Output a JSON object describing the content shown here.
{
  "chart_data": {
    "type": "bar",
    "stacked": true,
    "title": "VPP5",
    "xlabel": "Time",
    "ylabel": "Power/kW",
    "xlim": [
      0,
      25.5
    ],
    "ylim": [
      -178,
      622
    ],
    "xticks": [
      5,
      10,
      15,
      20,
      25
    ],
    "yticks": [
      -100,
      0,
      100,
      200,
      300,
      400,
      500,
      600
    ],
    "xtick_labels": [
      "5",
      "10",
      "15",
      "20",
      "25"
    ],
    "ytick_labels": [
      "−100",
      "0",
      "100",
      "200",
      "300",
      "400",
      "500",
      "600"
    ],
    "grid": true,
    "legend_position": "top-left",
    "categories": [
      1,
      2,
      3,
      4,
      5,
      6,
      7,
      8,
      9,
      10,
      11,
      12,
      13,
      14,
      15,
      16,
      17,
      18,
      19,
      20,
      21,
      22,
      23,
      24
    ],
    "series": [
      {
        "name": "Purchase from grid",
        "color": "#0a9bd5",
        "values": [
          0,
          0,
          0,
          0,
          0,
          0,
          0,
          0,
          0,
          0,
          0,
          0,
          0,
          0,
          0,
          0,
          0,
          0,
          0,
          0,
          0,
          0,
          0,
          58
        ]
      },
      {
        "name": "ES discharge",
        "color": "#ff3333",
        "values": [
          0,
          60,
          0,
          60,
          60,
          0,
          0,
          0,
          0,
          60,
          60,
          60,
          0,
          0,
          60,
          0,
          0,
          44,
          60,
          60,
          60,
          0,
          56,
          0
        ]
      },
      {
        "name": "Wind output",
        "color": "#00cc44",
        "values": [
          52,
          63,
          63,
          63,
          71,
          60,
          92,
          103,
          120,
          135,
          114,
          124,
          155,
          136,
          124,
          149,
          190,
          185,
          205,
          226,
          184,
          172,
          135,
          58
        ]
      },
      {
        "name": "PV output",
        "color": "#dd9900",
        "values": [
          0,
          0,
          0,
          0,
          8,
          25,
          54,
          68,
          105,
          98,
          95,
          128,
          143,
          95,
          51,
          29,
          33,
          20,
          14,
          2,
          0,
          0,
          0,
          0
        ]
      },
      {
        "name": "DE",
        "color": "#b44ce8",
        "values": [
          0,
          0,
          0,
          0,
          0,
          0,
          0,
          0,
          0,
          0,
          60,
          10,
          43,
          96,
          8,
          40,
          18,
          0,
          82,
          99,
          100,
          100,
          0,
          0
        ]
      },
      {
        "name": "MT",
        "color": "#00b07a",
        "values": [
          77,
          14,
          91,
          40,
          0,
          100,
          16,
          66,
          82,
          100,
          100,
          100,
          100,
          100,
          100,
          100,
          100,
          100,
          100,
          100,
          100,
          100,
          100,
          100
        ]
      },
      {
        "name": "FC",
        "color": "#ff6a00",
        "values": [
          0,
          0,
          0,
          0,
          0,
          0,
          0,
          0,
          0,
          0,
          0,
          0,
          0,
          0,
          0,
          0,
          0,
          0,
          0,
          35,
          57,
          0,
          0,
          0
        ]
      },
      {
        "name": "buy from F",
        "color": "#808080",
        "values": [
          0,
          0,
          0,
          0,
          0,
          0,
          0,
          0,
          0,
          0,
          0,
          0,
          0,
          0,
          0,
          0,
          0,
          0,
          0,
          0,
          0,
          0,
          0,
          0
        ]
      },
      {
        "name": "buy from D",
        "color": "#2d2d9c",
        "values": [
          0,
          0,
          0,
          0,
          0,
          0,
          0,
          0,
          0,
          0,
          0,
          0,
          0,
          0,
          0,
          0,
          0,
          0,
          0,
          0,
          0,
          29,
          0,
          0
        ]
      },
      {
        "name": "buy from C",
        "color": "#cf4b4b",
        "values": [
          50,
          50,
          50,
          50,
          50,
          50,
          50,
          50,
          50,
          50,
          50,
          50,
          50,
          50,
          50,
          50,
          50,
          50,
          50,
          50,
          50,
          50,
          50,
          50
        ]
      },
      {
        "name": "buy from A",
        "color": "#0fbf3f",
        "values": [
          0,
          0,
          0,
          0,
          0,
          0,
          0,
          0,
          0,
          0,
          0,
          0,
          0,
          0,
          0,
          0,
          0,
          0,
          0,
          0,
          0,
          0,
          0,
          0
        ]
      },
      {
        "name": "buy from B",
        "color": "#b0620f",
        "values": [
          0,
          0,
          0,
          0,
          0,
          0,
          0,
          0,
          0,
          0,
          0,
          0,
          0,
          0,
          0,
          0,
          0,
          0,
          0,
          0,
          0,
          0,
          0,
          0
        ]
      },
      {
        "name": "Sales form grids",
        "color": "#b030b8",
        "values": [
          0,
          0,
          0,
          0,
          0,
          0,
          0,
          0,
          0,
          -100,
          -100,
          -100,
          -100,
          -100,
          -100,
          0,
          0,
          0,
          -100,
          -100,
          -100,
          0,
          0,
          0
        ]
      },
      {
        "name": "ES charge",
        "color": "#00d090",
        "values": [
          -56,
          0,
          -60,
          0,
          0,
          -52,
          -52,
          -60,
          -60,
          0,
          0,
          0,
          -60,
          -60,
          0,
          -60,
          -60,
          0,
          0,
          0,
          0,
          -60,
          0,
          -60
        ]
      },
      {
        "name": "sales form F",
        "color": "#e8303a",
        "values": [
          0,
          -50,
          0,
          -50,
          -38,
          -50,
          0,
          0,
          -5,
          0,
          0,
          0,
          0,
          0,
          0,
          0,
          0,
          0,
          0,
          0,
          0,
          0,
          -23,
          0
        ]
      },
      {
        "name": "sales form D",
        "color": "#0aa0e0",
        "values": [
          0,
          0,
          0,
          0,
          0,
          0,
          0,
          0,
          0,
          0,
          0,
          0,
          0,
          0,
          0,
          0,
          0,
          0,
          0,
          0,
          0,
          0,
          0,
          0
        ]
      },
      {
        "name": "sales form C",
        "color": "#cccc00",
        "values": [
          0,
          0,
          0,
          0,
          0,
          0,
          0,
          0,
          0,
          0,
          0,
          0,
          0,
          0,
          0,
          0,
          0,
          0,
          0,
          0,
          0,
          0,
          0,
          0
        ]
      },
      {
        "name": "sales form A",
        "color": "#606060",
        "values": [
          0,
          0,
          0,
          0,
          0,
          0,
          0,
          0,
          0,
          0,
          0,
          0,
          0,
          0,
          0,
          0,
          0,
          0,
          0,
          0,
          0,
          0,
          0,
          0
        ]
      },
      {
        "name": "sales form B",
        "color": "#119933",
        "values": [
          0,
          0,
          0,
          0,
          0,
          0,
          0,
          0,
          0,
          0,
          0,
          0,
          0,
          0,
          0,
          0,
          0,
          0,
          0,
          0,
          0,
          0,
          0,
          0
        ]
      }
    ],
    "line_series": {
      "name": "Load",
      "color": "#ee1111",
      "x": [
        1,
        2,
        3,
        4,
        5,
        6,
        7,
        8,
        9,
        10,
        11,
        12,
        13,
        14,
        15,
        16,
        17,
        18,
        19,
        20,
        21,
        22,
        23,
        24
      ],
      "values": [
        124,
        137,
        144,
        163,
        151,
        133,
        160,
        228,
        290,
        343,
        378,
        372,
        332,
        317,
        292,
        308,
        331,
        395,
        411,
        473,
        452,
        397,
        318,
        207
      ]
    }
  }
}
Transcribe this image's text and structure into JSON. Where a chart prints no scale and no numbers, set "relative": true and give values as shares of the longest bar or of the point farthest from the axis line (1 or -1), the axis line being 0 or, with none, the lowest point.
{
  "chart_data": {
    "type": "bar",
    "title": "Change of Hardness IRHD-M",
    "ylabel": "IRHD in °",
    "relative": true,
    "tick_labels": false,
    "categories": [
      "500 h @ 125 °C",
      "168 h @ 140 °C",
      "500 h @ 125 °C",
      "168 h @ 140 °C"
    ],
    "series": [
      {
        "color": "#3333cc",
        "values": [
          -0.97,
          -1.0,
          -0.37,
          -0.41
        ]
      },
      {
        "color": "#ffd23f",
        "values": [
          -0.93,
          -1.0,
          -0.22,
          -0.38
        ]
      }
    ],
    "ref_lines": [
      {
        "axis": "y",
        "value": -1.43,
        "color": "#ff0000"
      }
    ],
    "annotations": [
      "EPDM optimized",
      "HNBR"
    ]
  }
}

Required task: The required output is the exact sequence of lines from the one containing "Transcribe this image's" through the end of the listing, both endpoints included.

Response:
Transcribe this image's text and structure into JSON. Where a chart prints no scale and no numbers, set "relative": true and give values as shares of the longest bar or of the point farthest from the axis line (1 or -1), the axis line being 0 or, with none, the lowest point.
{
  "chart_data": {
    "type": "bar",
    "title": "Change of Hardness IRHD-M",
    "ylabel": "IRHD in °",
    "relative": true,
    "tick_labels": false,
    "categories": [
      "500 h @ 125 °C",
      "168 h @ 140 °C",
      "500 h @ 125 °C",
      "168 h @ 140 °C"
    ],
    "series": [
      {
        "color": "#3333cc",
        "values": [
          -0.97,
          -1.0,
          -0.37,
          -0.41
        ]
      },
      {
        "color": "#ffd23f",
        "values": [
          -0.93,
          -1.0,
          -0.22,
          -0.38
        ]
      }
    ],
    "ref_lines": [
      {
        "axis": "y",
        "value": -1.43,
        "color": "#ff0000"
      }
    ],
    "annotations": [
      "EPDM optimized",
      "HNBR"
    ]
  }
}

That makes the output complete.